§ **Records for this task**

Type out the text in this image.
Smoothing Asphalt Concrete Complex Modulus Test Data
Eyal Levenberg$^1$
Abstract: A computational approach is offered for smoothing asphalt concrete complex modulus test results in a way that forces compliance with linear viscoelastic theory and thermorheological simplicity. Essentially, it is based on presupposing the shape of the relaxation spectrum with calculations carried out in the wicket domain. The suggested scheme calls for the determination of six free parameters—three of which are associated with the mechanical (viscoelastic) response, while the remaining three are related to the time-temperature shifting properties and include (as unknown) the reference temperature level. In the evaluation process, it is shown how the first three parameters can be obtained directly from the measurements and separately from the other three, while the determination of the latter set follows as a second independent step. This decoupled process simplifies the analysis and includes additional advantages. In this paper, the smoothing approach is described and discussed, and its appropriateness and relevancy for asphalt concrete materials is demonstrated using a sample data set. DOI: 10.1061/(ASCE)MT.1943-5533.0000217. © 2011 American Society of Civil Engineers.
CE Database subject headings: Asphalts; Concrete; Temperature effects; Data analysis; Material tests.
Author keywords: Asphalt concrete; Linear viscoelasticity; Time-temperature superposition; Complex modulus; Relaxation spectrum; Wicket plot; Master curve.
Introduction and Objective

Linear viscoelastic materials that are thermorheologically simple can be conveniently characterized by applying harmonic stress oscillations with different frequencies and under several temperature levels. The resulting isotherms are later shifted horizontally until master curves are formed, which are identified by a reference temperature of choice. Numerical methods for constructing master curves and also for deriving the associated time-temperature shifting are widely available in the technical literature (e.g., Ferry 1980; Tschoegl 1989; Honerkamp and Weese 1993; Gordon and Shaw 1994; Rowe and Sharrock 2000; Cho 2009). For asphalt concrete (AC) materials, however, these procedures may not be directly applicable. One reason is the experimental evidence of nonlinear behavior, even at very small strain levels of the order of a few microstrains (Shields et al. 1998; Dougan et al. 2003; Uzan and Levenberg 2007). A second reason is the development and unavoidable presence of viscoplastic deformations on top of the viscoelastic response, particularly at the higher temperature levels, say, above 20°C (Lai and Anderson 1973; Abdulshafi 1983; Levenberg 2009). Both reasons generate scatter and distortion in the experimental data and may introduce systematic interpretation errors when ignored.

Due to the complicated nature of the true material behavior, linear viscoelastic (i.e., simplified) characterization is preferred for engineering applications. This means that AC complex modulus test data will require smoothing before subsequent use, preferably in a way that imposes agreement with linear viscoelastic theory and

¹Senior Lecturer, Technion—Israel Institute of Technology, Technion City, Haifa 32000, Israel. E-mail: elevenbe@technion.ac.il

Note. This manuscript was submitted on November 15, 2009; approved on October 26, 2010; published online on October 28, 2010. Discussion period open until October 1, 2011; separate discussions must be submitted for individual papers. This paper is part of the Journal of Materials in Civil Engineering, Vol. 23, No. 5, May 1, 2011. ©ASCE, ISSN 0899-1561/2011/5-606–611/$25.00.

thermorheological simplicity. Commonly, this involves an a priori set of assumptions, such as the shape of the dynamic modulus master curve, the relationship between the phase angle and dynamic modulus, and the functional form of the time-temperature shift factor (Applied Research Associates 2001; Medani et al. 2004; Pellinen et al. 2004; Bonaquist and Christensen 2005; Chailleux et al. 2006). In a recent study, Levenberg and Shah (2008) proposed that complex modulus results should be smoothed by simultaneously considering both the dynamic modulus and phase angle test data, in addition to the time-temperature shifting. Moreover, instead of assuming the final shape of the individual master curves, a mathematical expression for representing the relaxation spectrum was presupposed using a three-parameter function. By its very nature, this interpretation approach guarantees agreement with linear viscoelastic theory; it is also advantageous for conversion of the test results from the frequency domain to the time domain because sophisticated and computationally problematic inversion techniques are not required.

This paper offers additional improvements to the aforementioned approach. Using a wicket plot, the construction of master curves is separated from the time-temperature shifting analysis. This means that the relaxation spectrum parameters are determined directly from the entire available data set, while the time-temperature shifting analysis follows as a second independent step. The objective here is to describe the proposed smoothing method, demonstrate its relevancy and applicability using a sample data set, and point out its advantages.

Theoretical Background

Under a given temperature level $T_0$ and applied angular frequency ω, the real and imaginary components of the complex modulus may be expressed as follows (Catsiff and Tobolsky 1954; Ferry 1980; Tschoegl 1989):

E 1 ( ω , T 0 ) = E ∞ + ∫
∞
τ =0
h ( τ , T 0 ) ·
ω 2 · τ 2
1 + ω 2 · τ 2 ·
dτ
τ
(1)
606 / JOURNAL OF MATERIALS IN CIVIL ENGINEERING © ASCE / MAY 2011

§ **Task brief**
Looking at the entries above, state how many lines contain "Tschoegl"; give the number alone.

§ **Reply**
2